§ Task statement: Return every record below exactly as written, omitting any pictures.

----------

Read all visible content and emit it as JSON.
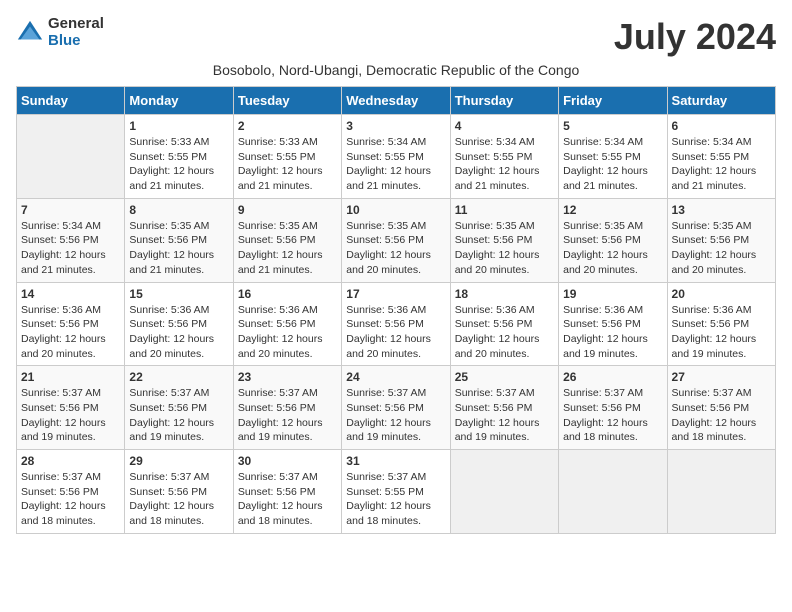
{
  "logo": {
    "general": "General",
    "blue": "Blue"
  },
  "title": "July 2024",
  "subtitle": "Bosobolo, Nord-Ubangi, Democratic Republic of the Congo",
  "days_header": [
    "Sunday",
    "Monday",
    "Tuesday",
    "Wednesday",
    "Thursday",
    "Friday",
    "Saturday"
  ],
  "weeks": [
    [
      {
        "day": "",
        "sunrise": "",
        "sunset": "",
        "daylight": ""
      },
      {
        "day": "1",
        "sunrise": "Sunrise: 5:33 AM",
        "sunset": "Sunset: 5:55 PM",
        "daylight": "Daylight: 12 hours and 21 minutes."
      },
      {
        "day": "2",
        "sunrise": "Sunrise: 5:33 AM",
        "sunset": "Sunset: 5:55 PM",
        "daylight": "Daylight: 12 hours and 21 minutes."
      },
      {
        "day": "3",
        "sunrise": "Sunrise: 5:34 AM",
        "sunset": "Sunset: 5:55 PM",
        "daylight": "Daylight: 12 hours and 21 minutes."
      },
      {
        "day": "4",
        "sunrise": "Sunrise: 5:34 AM",
        "sunset": "Sunset: 5:55 PM",
        "daylight": "Daylight: 12 hours and 21 minutes."
      },
      {
        "day": "5",
        "sunrise": "Sunrise: 5:34 AM",
        "sunset": "Sunset: 5:55 PM",
        "daylight": "Daylight: 12 hours and 21 minutes."
      },
      {
        "day": "6",
        "sunrise": "Sunrise: 5:34 AM",
        "sunset": "Sunset: 5:55 PM",
        "daylight": "Daylight: 12 hours and 21 minutes."
      }
    ],
    [
      {
        "day": "7",
        "sunrise": "Sunrise: 5:34 AM",
        "sunset": "Sunset: 5:56 PM",
        "daylight": "Daylight: 12 hours and 21 minutes."
      },
      {
        "day": "8",
        "sunrise": "Sunrise: 5:35 AM",
        "sunset": "Sunset: 5:56 PM",
        "daylight": "Daylight: 12 hours and 21 minutes."
      },
      {
        "day": "9",
        "sunrise": "Sunrise: 5:35 AM",
        "sunset": "Sunset: 5:56 PM",
        "daylight": "Daylight: 12 hours and 21 minutes."
      },
      {
        "day": "10",
        "sunrise": "Sunrise: 5:35 AM",
        "sunset": "Sunset: 5:56 PM",
        "daylight": "Daylight: 12 hours and 20 minutes."
      },
      {
        "day": "11",
        "sunrise": "Sunrise: 5:35 AM",
        "sunset": "Sunset: 5:56 PM",
        "daylight": "Daylight: 12 hours and 20 minutes."
      },
      {
        "day": "12",
        "sunrise": "Sunrise: 5:35 AM",
        "sunset": "Sunset: 5:56 PM",
        "daylight": "Daylight: 12 hours and 20 minutes."
      },
      {
        "day": "13",
        "sunrise": "Sunrise: 5:35 AM",
        "sunset": "Sunset: 5:56 PM",
        "daylight": "Daylight: 12 hours and 20 minutes."
      }
    ],
    [
      {
        "day": "14",
        "sunrise": "Sunrise: 5:36 AM",
        "sunset": "Sunset: 5:56 PM",
        "daylight": "Daylight: 12 hours and 20 minutes."
      },
      {
        "day": "15",
        "sunrise": "Sunrise: 5:36 AM",
        "sunset": "Sunset: 5:56 PM",
        "daylight": "Daylight: 12 hours and 20 minutes."
      },
      {
        "day": "16",
        "sunrise": "Sunrise: 5:36 AM",
        "sunset": "Sunset: 5:56 PM",
        "daylight": "Daylight: 12 hours and 20 minutes."
      },
      {
        "day": "17",
        "sunrise": "Sunrise: 5:36 AM",
        "sunset": "Sunset: 5:56 PM",
        "daylight": "Daylight: 12 hours and 20 minutes."
      },
      {
        "day": "18",
        "sunrise": "Sunrise: 5:36 AM",
        "sunset": "Sunset: 5:56 PM",
        "daylight": "Daylight: 12 hours and 20 minutes."
      },
      {
        "day": "19",
        "sunrise": "Sunrise: 5:36 AM",
        "sunset": "Sunset: 5:56 PM",
        "daylight": "Daylight: 12 hours and 19 minutes."
      },
      {
        "day": "20",
        "sunrise": "Sunrise: 5:36 AM",
        "sunset": "Sunset: 5:56 PM",
        "daylight": "Daylight: 12 hours and 19 minutes."
      }
    ],
    [
      {
        "day": "21",
        "sunrise": "Sunrise: 5:37 AM",
        "sunset": "Sunset: 5:56 PM",
        "daylight": "Daylight: 12 hours and 19 minutes."
      },
      {
        "day": "22",
        "sunrise": "Sunrise: 5:37 AM",
        "sunset": "Sunset: 5:56 PM",
        "daylight": "Daylight: 12 hours and 19 minutes."
      },
      {
        "day": "23",
        "sunrise": "Sunrise: 5:37 AM",
        "sunset": "Sunset: 5:56 PM",
        "daylight": "Daylight: 12 hours and 19 minutes."
      },
      {
        "day": "24",
        "sunrise": "Sunrise: 5:37 AM",
        "sunset": "Sunset: 5:56 PM",
        "daylight": "Daylight: 12 hours and 19 minutes."
      },
      {
        "day": "25",
        "sunrise": "Sunrise: 5:37 AM",
        "sunset": "Sunset: 5:56 PM",
        "daylight": "Daylight: 12 hours and 19 minutes."
      },
      {
        "day": "26",
        "sunrise": "Sunrise: 5:37 AM",
        "sunset": "Sunset: 5:56 PM",
        "daylight": "Daylight: 12 hours and 18 minutes."
      },
      {
        "day": "27",
        "sunrise": "Sunrise: 5:37 AM",
        "sunset": "Sunset: 5:56 PM",
        "daylight": "Daylight: 12 hours and 18 minutes."
      }
    ],
    [
      {
        "day": "28",
        "sunrise": "Sunrise: 5:37 AM",
        "sunset": "Sunset: 5:56 PM",
        "daylight": "Daylight: 12 hours and 18 minutes."
      },
      {
        "day": "29",
        "sunrise": "Sunrise: 5:37 AM",
        "sunset": "Sunset: 5:56 PM",
        "daylight": "Daylight: 12 hours and 18 minutes."
      },
      {
        "day": "30",
        "sunrise": "Sunrise: 5:37 AM",
        "sunset": "Sunset: 5:56 PM",
        "daylight": "Daylight: 12 hours and 18 minutes."
      },
      {
        "day": "31",
        "sunrise": "Sunrise: 5:37 AM",
        "sunset": "Sunset: 5:55 PM",
        "daylight": "Daylight: 12 hours and 18 minutes."
      },
      {
        "day": "",
        "sunrise": "",
        "sunset": "",
        "daylight": ""
      },
      {
        "day": "",
        "sunrise": "",
        "sunset": "",
        "daylight": ""
      },
      {
        "day": "",
        "sunrise": "",
        "sunset": "",
        "daylight": ""
      }
    ]
  ]
}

----------

§ Answer to the exercise:
Read all visible content and emit it as JSON.
{
  "logo": {
    "general": "General",
    "blue": "Blue"
  },
  "title": "July 2024",
  "subtitle": "Bosobolo, Nord-Ubangi, Democratic Republic of the Congo",
  "days_header": [
    "Sunday",
    "Monday",
    "Tuesday",
    "Wednesday",
    "Thursday",
    "Friday",
    "Saturday"
  ],
  "weeks": [
    [
      {
        "day": "",
        "sunrise": "",
        "sunset": "",
        "daylight": ""
      },
      {
        "day": "1",
        "sunrise": "Sunrise: 5:33 AM",
        "sunset": "Sunset: 5:55 PM",
        "daylight": "Daylight: 12 hours and 21 minutes."
      },
      {
        "day": "2",
        "sunrise": "Sunrise: 5:33 AM",
        "sunset": "Sunset: 5:55 PM",
        "daylight": "Daylight: 12 hours and 21 minutes."
      },
      {
        "day": "3",
        "sunrise": "Sunrise: 5:34 AM",
        "sunset": "Sunset: 5:55 PM",
        "daylight": "Daylight: 12 hours and 21 minutes."
      },
      {
        "day": "4",
        "sunrise": "Sunrise: 5:34 AM",
        "sunset": "Sunset: 5:55 PM",
        "daylight": "Daylight: 12 hours and 21 minutes."
      },
      {
        "day": "5",
        "sunrise": "Sunrise: 5:34 AM",
        "sunset": "Sunset: 5:55 PM",
        "daylight": "Daylight: 12 hours and 21 minutes."
      },
      {
        "day": "6",
        "sunrise": "Sunrise: 5:34 AM",
        "sunset": "Sunset: 5:55 PM",
        "daylight": "Daylight: 12 hours and 21 minutes."
      }
    ],
    [
      {
        "day": "7",
        "sunrise": "Sunrise: 5:34 AM",
        "sunset": "Sunset: 5:56 PM",
        "daylight": "Daylight: 12 hours and 21 minutes."
      },
      {
        "day": "8",
        "sunrise": "Sunrise: 5:35 AM",
        "sunset": "Sunset: 5:56 PM",
        "daylight": "Daylight: 12 hours and 21 minutes."
      },
      {
        "day": "9",
        "sunrise": "Sunrise: 5:35 AM",
        "sunset": "Sunset: 5:56 PM",
        "daylight": "Daylight: 12 hours and 21 minutes."
      },
      {
        "day": "10",
        "sunrise": "Sunrise: 5:35 AM",
        "sunset": "Sunset: 5:56 PM",
        "daylight": "Daylight: 12 hours and 20 minutes."
      },
      {
        "day": "11",
        "sunrise": "Sunrise: 5:35 AM",
        "sunset": "Sunset: 5:56 PM",
        "daylight": "Daylight: 12 hours and 20 minutes."
      },
      {
        "day": "12",
        "sunrise": "Sunrise: 5:35 AM",
        "sunset": "Sunset: 5:56 PM",
        "daylight": "Daylight: 12 hours and 20 minutes."
      },
      {
        "day": "13",
        "sunrise": "Sunrise: 5:35 AM",
        "sunset": "Sunset: 5:56 PM",
        "daylight": "Daylight: 12 hours and 20 minutes."
      }
    ],
    [
      {
        "day": "14",
        "sunrise": "Sunrise: 5:36 AM",
        "sunset": "Sunset: 5:56 PM",
        "daylight": "Daylight: 12 hours and 20 minutes."
      },
      {
        "day": "15",
        "sunrise": "Sunrise: 5:36 AM",
        "sunset": "Sunset: 5:56 PM",
        "daylight": "Daylight: 12 hours and 20 minutes."
      },
      {
        "day": "16",
        "sunrise": "Sunrise: 5:36 AM",
        "sunset": "Sunset: 5:56 PM",
        "daylight": "Daylight: 12 hours and 20 minutes."
      },
      {
        "day": "17",
        "sunrise": "Sunrise: 5:36 AM",
        "sunset": "Sunset: 5:56 PM",
        "daylight": "Daylight: 12 hours and 20 minutes."
      },
      {
        "day": "18",
        "sunrise": "Sunrise: 5:36 AM",
        "sunset": "Sunset: 5:56 PM",
        "daylight": "Daylight: 12 hours and 20 minutes."
      },
      {
        "day": "19",
        "sunrise": "Sunrise: 5:36 AM",
        "sunset": "Sunset: 5:56 PM",
        "daylight": "Daylight: 12 hours and 19 minutes."
      },
      {
        "day": "20",
        "sunrise": "Sunrise: 5:36 AM",
        "sunset": "Sunset: 5:56 PM",
        "daylight": "Daylight: 12 hours and 19 minutes."
      }
    ],
    [
      {
        "day": "21",
        "sunrise": "Sunrise: 5:37 AM",
        "sunset": "Sunset: 5:56 PM",
        "daylight": "Daylight: 12 hours and 19 minutes."
      },
      {
        "day": "22",
        "sunrise": "Sunrise: 5:37 AM",
        "sunset": "Sunset: 5:56 PM",
        "daylight": "Daylight: 12 hours and 19 minutes."
      },
      {
        "day": "23",
        "sunrise": "Sunrise: 5:37 AM",
        "sunset": "Sunset: 5:56 PM",
        "daylight": "Daylight: 12 hours and 19 minutes."
      },
      {
        "day": "24",
        "sunrise": "Sunrise: 5:37 AM",
        "sunset": "Sunset: 5:56 PM",
        "daylight": "Daylight: 12 hours and 19 minutes."
      },
      {
        "day": "25",
        "sunrise": "Sunrise: 5:37 AM",
        "sunset": "Sunset: 5:56 PM",
        "daylight": "Daylight: 12 hours and 19 minutes."
      },
      {
        "day": "26",
        "sunrise": "Sunrise: 5:37 AM",
        "sunset": "Sunset: 5:56 PM",
        "daylight": "Daylight: 12 hours and 18 minutes."
      },
      {
        "day": "27",
        "sunrise": "Sunrise: 5:37 AM",
        "sunset": "Sunset: 5:56 PM",
        "daylight": "Daylight: 12 hours and 18 minutes."
      }
    ],
    [
      {
        "day": "28",
        "sunrise": "Sunrise: 5:37 AM",
        "sunset": "Sunset: 5:56 PM",
        "daylight": "Daylight: 12 hours and 18 minutes."
      },
      {
        "day": "29",
        "sunrise": "Sunrise: 5:37 AM",
        "sunset": "Sunset: 5:56 PM",
        "daylight": "Daylight: 12 hours and 18 minutes."
      },
      {
        "day": "30",
        "sunrise": "Sunrise: 5:37 AM",
        "sunset": "Sunset: 5:56 PM",
        "daylight": "Daylight: 12 hours and 18 minutes."
      },
      {
        "day": "31",
        "sunrise": "Sunrise: 5:37 AM",
        "sunset": "Sunset: 5:55 PM",
        "daylight": "Daylight: 12 hours and 18 minutes."
      },
      {
        "day": "",
        "sunrise": "",
        "sunset": "",
        "daylight": ""
      },
      {
        "day": "",
        "sunrise": "",
        "sunset": "",
        "daylight": ""
      },
      {
        "day": "",
        "sunrise": "",
        "sunset": "",
        "daylight": ""
      }
    ]
  ]
}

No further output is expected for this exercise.